Saved data entries:
──────────

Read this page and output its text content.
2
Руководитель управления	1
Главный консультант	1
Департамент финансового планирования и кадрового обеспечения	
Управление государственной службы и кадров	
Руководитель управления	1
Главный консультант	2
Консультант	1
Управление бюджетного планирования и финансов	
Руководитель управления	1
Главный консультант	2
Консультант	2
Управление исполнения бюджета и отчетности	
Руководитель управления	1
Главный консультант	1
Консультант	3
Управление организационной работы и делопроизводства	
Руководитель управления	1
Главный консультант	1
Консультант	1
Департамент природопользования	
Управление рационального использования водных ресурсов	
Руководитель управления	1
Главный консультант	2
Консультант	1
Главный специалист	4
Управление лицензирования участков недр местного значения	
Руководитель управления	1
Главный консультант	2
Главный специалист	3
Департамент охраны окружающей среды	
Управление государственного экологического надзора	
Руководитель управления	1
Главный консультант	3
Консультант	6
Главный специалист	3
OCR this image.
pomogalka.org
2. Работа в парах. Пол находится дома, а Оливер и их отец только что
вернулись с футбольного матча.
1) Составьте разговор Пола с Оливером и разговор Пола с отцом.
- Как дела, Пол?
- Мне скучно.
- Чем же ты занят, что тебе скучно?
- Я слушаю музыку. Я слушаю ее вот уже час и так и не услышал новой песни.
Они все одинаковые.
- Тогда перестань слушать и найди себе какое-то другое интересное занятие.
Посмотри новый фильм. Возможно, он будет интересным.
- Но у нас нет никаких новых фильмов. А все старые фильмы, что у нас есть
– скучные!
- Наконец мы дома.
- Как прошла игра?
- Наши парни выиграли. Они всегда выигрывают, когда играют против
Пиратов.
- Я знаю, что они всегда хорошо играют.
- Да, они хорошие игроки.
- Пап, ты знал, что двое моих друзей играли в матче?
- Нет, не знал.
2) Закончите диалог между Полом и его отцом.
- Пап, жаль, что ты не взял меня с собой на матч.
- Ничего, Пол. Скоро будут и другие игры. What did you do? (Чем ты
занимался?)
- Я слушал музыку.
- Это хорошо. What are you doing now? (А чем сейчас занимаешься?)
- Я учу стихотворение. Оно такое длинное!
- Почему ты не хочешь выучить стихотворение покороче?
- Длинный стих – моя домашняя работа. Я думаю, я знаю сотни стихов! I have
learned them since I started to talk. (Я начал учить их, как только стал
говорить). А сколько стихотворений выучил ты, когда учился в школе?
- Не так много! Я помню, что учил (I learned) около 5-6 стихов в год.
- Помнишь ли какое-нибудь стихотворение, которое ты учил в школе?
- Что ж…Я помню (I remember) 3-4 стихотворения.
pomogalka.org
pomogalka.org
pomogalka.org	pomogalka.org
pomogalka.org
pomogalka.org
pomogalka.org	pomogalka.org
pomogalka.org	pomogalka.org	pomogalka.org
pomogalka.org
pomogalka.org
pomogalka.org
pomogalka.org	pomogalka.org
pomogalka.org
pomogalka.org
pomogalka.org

──────────

* What needs to be done *
Make an exact copy of the records.

* Written answer *
Read this page and output its text content.
2
Руководитель управления	1
Главный консультант	1
Департамент финансового планирования и кадрового обеспечения	
Управление государственной службы и кадров	
Руководитель управления	1
Главный консультант	2
Консультант	1
Управление бюджетного планирования и финансов	
Руководитель управления	1
Главный консультант	2
Консультант	2
Управление исполнения бюджета и отчетности	
Руководитель управления	1
Главный консультант	1
Консультант	3
Управление организационной работы и делопроизводства	
Руководитель управления	1
Главный консультант	1
Консультант	1
Департамент природопользования	
Управление рационального использования водных ресурсов	
Руководитель управления	1
Главный консультант	2
Консультант	1
Главный специалист	4
Управление лицензирования участков недр местного значения	
Руководитель управления	1
Главный консультант	2
Главный специалист	3
Департамент охраны окружающей среды	
Управление государственного экологического надзора	
Руководитель управления	1
Главный консультант	3
Консультант	6
Главный специалист	3
OCR this image.
pomogalka.org
2. Работа в парах. Пол находится дома, а Оливер и их отец только что
вернулись с футбольного матча.
1) Составьте разговор Пола с Оливером и разговор Пола с отцом.
- Как дела, Пол?
- Мне скучно.
- Чем же ты занят, что тебе скучно?
- Я слушаю музыку. Я слушаю ее вот уже час и так и не услышал новой песни.
Они все одинаковые.
- Тогда перестань слушать и найди себе какое-то другое интересное занятие.
Посмотри новый фильм. Возможно, он будет интересным.
- Но у нас нет никаких новых фильмов. А все старые фильмы, что у нас есть
– скучные!
- Наконец мы дома.
- Как прошла игра?
- Наши парни выиграли. Они всегда выигрывают, когда играют против
Пиратов.
- Я знаю, что они всегда хорошо играют.
- Да, они хорошие игроки.
- Пап, ты знал, что двое моих друзей играли в матче?
- Нет, не знал.
2) Закончите диалог между Полом и его отцом.
- Пап, жаль, что ты не взял меня с собой на матч.
- Ничего, Пол. Скоро будут и другие игры. What did you do? (Чем ты
занимался?)
- Я слушал музыку.
- Это хорошо. What are you doing now? (А чем сейчас занимаешься?)
- Я учу стихотворение. Оно такое длинное!
- Почему ты не хочешь выучить стихотворение покороче?
- Длинный стих – моя домашняя работа. Я думаю, я знаю сотни стихов! I have
learned them since I started to talk. (Я начал учить их, как только стал
говорить). А сколько стихотворений выучил ты, когда учился в школе?
- Не так много! Я помню, что учил (I learned) около 5-6 стихов в год.
- Помнишь ли какое-нибудь стихотворение, которое ты учил в школе?
- Что ж…Я помню (I remember) 3-4 стихотворения.
pomogalka.org
pomogalka.org
pomogalka.org	pomogalka.org
pomogalka.org
pomogalka.org
pomogalka.org	pomogalka.org
pomogalka.org	pomogalka.org	pomogalka.org
pomogalka.org
pomogalka.org
pomogalka.org
pomogalka.org	pomogalka.org
pomogalka.org
pomogalka.org
pomogalka.org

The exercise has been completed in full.